— Stored data —
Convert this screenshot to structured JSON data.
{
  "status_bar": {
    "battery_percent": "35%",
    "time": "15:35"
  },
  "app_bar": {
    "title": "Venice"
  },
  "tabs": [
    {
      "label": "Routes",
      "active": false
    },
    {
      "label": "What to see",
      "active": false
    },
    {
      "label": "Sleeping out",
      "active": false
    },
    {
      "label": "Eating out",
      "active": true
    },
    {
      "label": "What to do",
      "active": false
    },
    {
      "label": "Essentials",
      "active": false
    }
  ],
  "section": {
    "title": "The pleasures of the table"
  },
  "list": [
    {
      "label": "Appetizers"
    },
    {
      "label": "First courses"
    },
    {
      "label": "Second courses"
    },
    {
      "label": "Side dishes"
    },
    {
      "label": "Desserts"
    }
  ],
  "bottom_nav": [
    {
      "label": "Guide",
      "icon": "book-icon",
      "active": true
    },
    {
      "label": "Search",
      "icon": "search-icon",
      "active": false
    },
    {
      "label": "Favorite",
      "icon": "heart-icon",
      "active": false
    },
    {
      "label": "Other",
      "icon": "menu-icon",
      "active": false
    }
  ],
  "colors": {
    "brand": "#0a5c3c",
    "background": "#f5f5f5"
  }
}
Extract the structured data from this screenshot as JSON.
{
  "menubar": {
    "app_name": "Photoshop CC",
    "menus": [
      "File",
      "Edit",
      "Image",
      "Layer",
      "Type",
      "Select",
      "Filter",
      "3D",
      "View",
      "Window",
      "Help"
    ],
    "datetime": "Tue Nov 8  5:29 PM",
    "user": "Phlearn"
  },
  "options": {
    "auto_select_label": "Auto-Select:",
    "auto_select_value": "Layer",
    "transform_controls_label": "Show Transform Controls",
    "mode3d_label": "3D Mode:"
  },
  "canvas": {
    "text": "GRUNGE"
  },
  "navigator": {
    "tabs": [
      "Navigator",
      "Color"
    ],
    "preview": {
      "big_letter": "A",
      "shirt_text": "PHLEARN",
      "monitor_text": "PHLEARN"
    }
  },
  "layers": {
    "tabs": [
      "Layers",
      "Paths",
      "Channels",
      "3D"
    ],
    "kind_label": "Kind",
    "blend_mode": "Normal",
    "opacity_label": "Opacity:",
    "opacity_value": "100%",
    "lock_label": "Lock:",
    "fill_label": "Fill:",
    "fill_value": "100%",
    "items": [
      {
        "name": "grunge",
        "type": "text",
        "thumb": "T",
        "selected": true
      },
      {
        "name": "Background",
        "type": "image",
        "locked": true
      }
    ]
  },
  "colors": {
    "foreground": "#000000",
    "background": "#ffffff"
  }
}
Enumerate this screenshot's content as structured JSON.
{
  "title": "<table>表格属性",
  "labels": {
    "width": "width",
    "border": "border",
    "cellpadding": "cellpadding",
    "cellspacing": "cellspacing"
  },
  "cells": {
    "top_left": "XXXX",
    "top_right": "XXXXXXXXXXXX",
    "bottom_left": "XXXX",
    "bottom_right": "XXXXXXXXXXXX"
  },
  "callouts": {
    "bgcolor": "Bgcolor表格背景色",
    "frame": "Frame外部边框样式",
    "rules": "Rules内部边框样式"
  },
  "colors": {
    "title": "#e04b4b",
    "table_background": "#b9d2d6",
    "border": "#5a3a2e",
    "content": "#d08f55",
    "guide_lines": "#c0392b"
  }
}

— THE EXERCISE —
Write the entire listing out again, word for word.

— PROBLEM SOLUTION —
Convert this screenshot to structured JSON data.
{
  "status_bar": {
    "battery_percent": "35%",
    "time": "15:35"
  },
  "app_bar": {
    "title": "Venice"
  },
  "tabs": [
    {
      "label": "Routes",
      "active": false
    },
    {
      "label": "What to see",
      "active": false
    },
    {
      "label": "Sleeping out",
      "active": false
    },
    {
      "label": "Eating out",
      "active": true
    },
    {
      "label": "What to do",
      "active": false
    },
    {
      "label": "Essentials",
      "active": false
    }
  ],
  "section": {
    "title": "The pleasures of the table"
  },
  "list": [
    {
      "label": "Appetizers"
    },
    {
      "label": "First courses"
    },
    {
      "label": "Second courses"
    },
    {
      "label": "Side dishes"
    },
    {
      "label": "Desserts"
    }
  ],
  "bottom_nav": [
    {
      "label": "Guide",
      "icon": "book-icon",
      "active": true
    },
    {
      "label": "Search",
      "icon": "search-icon",
      "active": false
    },
    {
      "label": "Favorite",
      "icon": "heart-icon",
      "active": false
    },
    {
      "label": "Other",
      "icon": "menu-icon",
      "active": false
    }
  ],
  "colors": {
    "brand": "#0a5c3c",
    "background": "#f5f5f5"
  }
}
Extract the structured data from this screenshot as JSON.
{
  "menubar": {
    "app_name": "Photoshop CC",
    "menus": [
      "File",
      "Edit",
      "Image",
      "Layer",
      "Type",
      "Select",
      "Filter",
      "3D",
      "View",
      "Window",
      "Help"
    ],
    "datetime": "Tue Nov 8  5:29 PM",
    "user": "Phlearn"
  },
  "options": {
    "auto_select_label": "Auto-Select:",
    "auto_select_value": "Layer",
    "transform_controls_label": "Show Transform Controls",
    "mode3d_label": "3D Mode:"
  },
  "canvas": {
    "text": "GRUNGE"
  },
  "navigator": {
    "tabs": [
      "Navigator",
      "Color"
    ],
    "preview": {
      "big_letter": "A",
      "shirt_text": "PHLEARN",
      "monitor_text": "PHLEARN"
    }
  },
  "layers": {
    "tabs": [
      "Layers",
      "Paths",
      "Channels",
      "3D"
    ],
    "kind_label": "Kind",
    "blend_mode": "Normal",
    "opacity_label": "Opacity:",
    "opacity_value": "100%",
    "lock_label": "Lock:",
    "fill_label": "Fill:",
    "fill_value": "100%",
    "items": [
      {
        "name": "grunge",
        "type": "text",
        "thumb": "T",
        "selected": true
      },
      {
        "name": "Background",
        "type": "image",
        "locked": true
      }
    ]
  },
  "colors": {
    "foreground": "#000000",
    "background": "#ffffff"
  }
}
Enumerate this screenshot's content as structured JSON.
{
  "title": "<table>表格属性",
  "labels": {
    "width": "width",
    "border": "border",
    "cellpadding": "cellpadding",
    "cellspacing": "cellspacing"
  },
  "cells": {
    "top_left": "XXXX",
    "top_right": "XXXXXXXXXXXX",
    "bottom_left": "XXXX",
    "bottom_right": "XXXXXXXXXXXX"
  },
  "callouts": {
    "bgcolor": "Bgcolor表格背景色",
    "frame": "Frame外部边框样式",
    "rules": "Rules内部边框样式"
  },
  "colors": {
    "title": "#e04b4b",
    "table_background": "#b9d2d6",
    "border": "#5a3a2e",
    "content": "#d08f55",
    "guide_lines": "#c0392b"
  }
}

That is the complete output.